§ **Task details**: The entries are to be returned exactly, with images left out.

Items from a data source
--*--
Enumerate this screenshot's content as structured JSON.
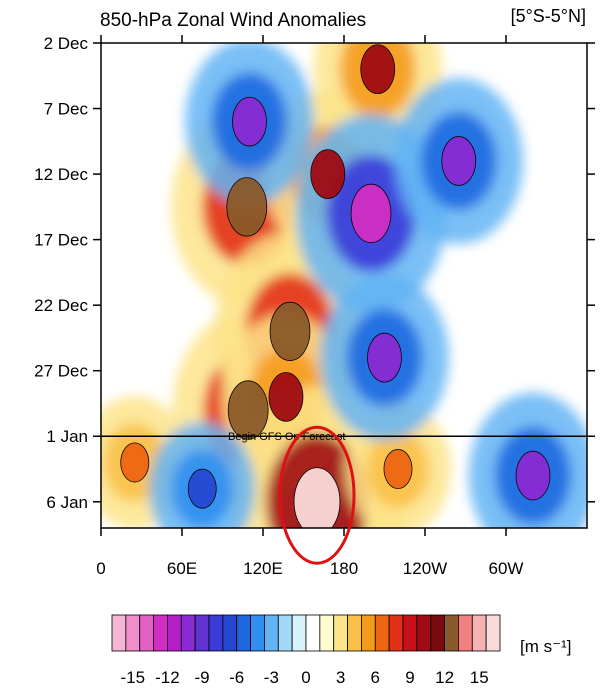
{
  "chart_data": {
    "type": "heatmap",
    "title": "850-hPa Zonal Wind Anomalies",
    "region_label": "[5°S-5°N]",
    "x_ticks": [
      "0",
      "60E",
      "120E",
      "180",
      "120W",
      "60W"
    ],
    "x_tick_values": [
      0,
      60,
      120,
      180,
      240,
      300
    ],
    "xlim": [
      0,
      360
    ],
    "y_ticks": [
      "2 Dec",
      "7 Dec",
      "12 Dec",
      "17 Dec",
      "22 Dec",
      "27 Dec",
      "1 Jan",
      "6 Jan"
    ],
    "y_tick_values": [
      0,
      5,
      10,
      15,
      20,
      25,
      30,
      35
    ],
    "ylim": [
      0,
      37
    ],
    "annotation": "Begin GFS Op Forecast",
    "annotation_y": 30,
    "colorbar": {
      "labels": [
        "-15",
        "-12",
        "-9",
        "-6",
        "-3",
        "0",
        "3",
        "6",
        "9",
        "12",
        "15"
      ],
      "unit": "[m s⁻¹]",
      "colors": [
        "#f4b6d6",
        "#ee8fcb",
        "#e560c5",
        "#d12fc2",
        "#b41ec8",
        "#8a2ad2",
        "#5e33d0",
        "#3a3ad9",
        "#2548d0",
        "#1c68e0",
        "#2f8ff0",
        "#63b4f4",
        "#a3d9f8",
        "#d9f1fb",
        "#ffffff",
        "#fffbd0",
        "#fde48a",
        "#f9c148",
        "#f59b1c",
        "#ef6612",
        "#e33117",
        "#c81016",
        "#a00b14",
        "#7a0a0c",
        "#8b5a2b",
        "#f08080",
        "#f7b3b3",
        "#fadada"
      ]
    },
    "anomaly_features": [
      {
        "lon": 25,
        "day": 32,
        "value": 6
      },
      {
        "lon": 108,
        "day": 12.5,
        "value": 12
      },
      {
        "lon": 109,
        "day": 28,
        "value": 12
      },
      {
        "lon": 140,
        "day": 22,
        "value": 12
      },
      {
        "lon": 137,
        "day": 27,
        "value": 9
      },
      {
        "lon": 168,
        "day": 10,
        "value": 9
      },
      {
        "lon": 160,
        "day": 35,
        "value": 15
      },
      {
        "lon": 205,
        "day": 2,
        "value": 9
      },
      {
        "lon": 220,
        "day": 32.5,
        "value": 6
      },
      {
        "lon": 110,
        "day": 6,
        "value": -9
      },
      {
        "lon": 200,
        "day": 13,
        "value": -12
      },
      {
        "lon": 210,
        "day": 24,
        "value": -9
      },
      {
        "lon": 265,
        "day": 9,
        "value": -9
      },
      {
        "lon": 320,
        "day": 33,
        "value": -9
      },
      {
        "lon": 75,
        "day": 34,
        "value": -6
      }
    ],
    "highlight": {
      "shape": "ellipse",
      "lon": 160,
      "day": 34.5,
      "color": "#dd1111"
    }
  }
}
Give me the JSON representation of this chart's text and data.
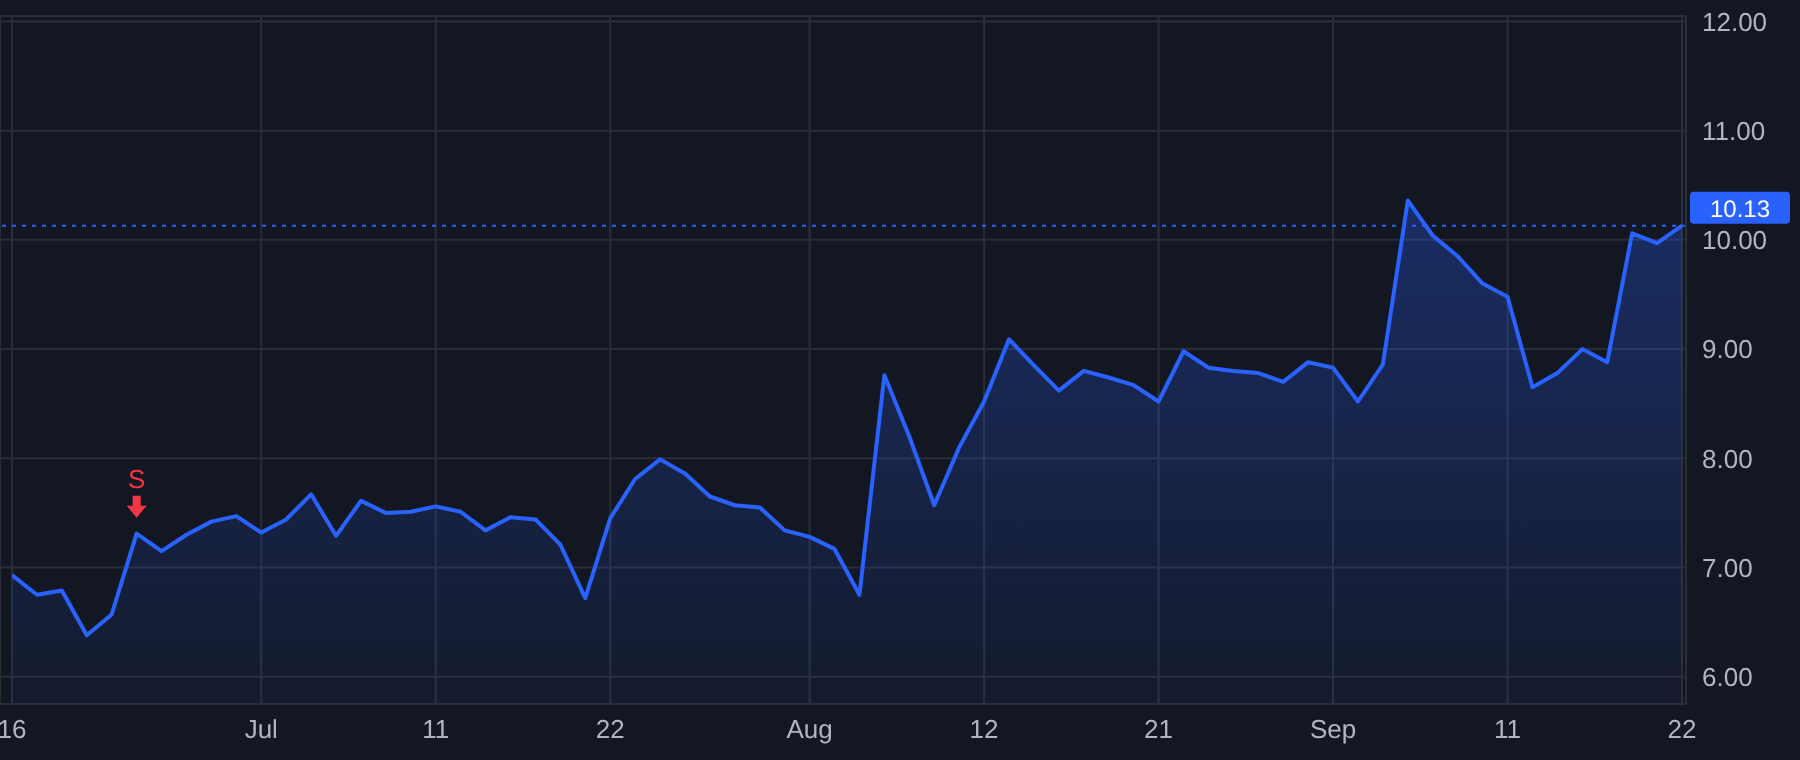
--*--
§ **Reply**:
Enumerate this screenshot's content as structured JSON.
{
  "chart_data": {
    "type": "heatmap",
    "title": "850-hPa Zonal Wind Anomalies",
    "region_label": "[5°S-5°N]",
    "x_ticks": [
      "0",
      "60E",
      "120E",
      "180",
      "120W",
      "60W"
    ],
    "x_tick_values": [
      0,
      60,
      120,
      180,
      240,
      300
    ],
    "xlim": [
      0,
      360
    ],
    "y_ticks": [
      "2 Dec",
      "7 Dec",
      "12 Dec",
      "17 Dec",
      "22 Dec",
      "27 Dec",
      "1 Jan",
      "6 Jan"
    ],
    "y_tick_values": [
      0,
      5,
      10,
      15,
      20,
      25,
      30,
      35
    ],
    "ylim": [
      0,
      37
    ],
    "annotation": "Begin GFS Op Forecast",
    "annotation_y": 30,
    "colorbar": {
      "labels": [
        "-15",
        "-12",
        "-9",
        "-6",
        "-3",
        "0",
        "3",
        "6",
        "9",
        "12",
        "15"
      ],
      "unit": "[m s⁻¹]",
      "colors": [
        "#f4b6d6",
        "#ee8fcb",
        "#e560c5",
        "#d12fc2",
        "#b41ec8",
        "#8a2ad2",
        "#5e33d0",
        "#3a3ad9",
        "#2548d0",
        "#1c68e0",
        "#2f8ff0",
        "#63b4f4",
        "#a3d9f8",
        "#d9f1fb",
        "#ffffff",
        "#fffbd0",
        "#fde48a",
        "#f9c148",
        "#f59b1c",
        "#ef6612",
        "#e33117",
        "#c81016",
        "#a00b14",
        "#7a0a0c",
        "#8b5a2b",
        "#f08080",
        "#f7b3b3",
        "#fadada"
      ]
    },
    "anomaly_features": [
      {
        "lon": 25,
        "day": 32,
        "value": 6
      },
      {
        "lon": 108,
        "day": 12.5,
        "value": 12
      },
      {
        "lon": 109,
        "day": 28,
        "value": 12
      },
      {
        "lon": 140,
        "day": 22,
        "value": 12
      },
      {
        "lon": 137,
        "day": 27,
        "value": 9
      },
      {
        "lon": 168,
        "day": 10,
        "value": 9
      },
      {
        "lon": 160,
        "day": 35,
        "value": 15
      },
      {
        "lon": 205,
        "day": 2,
        "value": 9
      },
      {
        "lon": 220,
        "day": 32.5,
        "value": 6
      },
      {
        "lon": 110,
        "day": 6,
        "value": -9
      },
      {
        "lon": 200,
        "day": 13,
        "value": -12
      },
      {
        "lon": 210,
        "day": 24,
        "value": -9
      },
      {
        "lon": 265,
        "day": 9,
        "value": -9
      },
      {
        "lon": 320,
        "day": 33,
        "value": -9
      },
      {
        "lon": 75,
        "day": 34,
        "value": -6
      }
    ],
    "highlight": {
      "shape": "ellipse",
      "lon": 160,
      "day": 34.5,
      "color": "#dd1111"
    }
  }
}
Give me the JSON representation of this chart's text and data.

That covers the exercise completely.